Written exercise => How many of the lines contain the string "name"? Give the number, with no other words.

The records =>
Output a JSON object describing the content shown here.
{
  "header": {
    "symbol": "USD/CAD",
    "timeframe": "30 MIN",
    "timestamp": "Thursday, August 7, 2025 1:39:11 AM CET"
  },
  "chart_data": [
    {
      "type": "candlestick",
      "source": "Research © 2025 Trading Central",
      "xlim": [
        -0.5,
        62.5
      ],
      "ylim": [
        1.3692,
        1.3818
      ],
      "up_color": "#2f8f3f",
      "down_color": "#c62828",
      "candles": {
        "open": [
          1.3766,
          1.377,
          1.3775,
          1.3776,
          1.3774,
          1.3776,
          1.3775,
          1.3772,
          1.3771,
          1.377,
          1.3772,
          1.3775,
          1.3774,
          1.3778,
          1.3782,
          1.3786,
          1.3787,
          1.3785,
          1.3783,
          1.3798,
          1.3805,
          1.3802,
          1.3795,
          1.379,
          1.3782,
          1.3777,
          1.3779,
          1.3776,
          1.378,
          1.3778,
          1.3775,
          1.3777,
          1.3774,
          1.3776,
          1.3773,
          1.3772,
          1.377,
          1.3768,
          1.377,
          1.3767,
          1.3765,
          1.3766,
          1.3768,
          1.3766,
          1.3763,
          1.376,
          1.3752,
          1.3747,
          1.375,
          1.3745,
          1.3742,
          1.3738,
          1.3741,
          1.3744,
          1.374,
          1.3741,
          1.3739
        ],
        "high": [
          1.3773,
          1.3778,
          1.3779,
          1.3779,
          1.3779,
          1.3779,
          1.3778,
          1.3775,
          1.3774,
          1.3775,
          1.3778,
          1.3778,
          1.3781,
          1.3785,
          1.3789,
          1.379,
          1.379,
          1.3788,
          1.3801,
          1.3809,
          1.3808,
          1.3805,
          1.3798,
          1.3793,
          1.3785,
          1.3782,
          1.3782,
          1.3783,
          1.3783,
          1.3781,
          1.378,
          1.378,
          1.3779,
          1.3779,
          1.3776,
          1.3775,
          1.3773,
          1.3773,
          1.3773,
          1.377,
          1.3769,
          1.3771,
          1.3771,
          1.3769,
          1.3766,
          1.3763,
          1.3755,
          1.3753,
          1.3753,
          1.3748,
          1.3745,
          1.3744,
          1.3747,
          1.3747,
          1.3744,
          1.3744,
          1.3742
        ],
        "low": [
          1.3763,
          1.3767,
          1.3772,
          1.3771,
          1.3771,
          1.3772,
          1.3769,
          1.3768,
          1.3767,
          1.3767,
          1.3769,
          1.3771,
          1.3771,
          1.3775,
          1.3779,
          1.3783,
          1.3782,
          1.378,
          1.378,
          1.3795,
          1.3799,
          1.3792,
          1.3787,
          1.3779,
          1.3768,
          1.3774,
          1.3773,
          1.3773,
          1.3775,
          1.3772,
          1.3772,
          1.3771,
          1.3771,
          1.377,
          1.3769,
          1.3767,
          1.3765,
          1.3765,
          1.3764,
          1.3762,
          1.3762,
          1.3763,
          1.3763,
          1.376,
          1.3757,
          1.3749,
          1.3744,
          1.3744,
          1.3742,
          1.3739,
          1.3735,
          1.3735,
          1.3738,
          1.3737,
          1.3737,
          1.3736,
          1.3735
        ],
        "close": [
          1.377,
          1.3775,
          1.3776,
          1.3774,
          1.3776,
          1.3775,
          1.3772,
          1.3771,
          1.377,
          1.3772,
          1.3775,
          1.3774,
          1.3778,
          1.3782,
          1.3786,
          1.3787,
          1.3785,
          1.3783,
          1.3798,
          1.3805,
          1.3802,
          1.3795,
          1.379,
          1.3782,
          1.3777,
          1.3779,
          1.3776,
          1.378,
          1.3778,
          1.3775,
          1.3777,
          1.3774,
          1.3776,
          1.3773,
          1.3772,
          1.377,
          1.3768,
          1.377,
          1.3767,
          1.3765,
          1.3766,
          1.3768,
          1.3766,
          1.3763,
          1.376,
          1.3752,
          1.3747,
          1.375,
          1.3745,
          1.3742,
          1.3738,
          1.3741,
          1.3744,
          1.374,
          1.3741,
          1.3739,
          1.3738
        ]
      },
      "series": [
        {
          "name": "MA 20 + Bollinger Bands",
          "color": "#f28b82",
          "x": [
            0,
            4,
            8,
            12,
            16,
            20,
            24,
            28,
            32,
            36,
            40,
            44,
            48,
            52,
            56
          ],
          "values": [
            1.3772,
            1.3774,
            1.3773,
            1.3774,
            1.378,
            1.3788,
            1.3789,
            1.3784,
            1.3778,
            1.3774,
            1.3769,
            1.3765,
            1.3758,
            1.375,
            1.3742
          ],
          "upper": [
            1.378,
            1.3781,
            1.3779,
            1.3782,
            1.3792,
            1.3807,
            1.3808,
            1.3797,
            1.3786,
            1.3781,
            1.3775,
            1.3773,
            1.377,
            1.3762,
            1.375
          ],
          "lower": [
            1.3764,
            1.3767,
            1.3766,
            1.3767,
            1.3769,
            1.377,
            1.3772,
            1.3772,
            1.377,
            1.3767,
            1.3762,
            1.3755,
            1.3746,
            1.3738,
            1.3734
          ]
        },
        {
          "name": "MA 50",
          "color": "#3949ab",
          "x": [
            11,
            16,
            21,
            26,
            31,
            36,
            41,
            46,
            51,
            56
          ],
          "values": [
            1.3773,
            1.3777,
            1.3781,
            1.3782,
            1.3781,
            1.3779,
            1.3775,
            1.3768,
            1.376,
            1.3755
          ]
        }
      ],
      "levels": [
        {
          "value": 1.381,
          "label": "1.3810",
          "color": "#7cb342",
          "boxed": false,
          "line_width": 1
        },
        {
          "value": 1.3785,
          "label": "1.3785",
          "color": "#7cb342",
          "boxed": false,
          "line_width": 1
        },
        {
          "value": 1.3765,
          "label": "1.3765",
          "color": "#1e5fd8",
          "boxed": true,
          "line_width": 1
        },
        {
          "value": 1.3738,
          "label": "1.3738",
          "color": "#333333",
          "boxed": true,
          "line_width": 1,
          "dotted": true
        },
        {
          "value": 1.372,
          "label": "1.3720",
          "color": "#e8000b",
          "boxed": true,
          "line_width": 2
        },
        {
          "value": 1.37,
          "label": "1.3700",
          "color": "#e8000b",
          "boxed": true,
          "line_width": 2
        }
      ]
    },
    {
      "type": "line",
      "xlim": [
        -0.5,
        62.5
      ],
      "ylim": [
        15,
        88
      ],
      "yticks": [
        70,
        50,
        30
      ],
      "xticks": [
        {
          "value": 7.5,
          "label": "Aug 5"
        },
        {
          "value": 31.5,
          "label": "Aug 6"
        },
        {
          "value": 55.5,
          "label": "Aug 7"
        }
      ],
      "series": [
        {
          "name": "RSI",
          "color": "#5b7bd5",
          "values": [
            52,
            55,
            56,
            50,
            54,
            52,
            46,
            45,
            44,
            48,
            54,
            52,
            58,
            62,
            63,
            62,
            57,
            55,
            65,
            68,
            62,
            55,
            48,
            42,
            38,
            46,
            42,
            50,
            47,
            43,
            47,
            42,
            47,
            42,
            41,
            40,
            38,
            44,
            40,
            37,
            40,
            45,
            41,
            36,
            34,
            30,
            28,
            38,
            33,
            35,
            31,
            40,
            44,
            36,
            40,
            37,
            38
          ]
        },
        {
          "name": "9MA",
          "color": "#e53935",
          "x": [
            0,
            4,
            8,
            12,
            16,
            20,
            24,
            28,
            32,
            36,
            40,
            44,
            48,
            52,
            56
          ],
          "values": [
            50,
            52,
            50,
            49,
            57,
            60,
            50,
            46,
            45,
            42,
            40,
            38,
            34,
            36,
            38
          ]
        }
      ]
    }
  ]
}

Answer to this problem => 4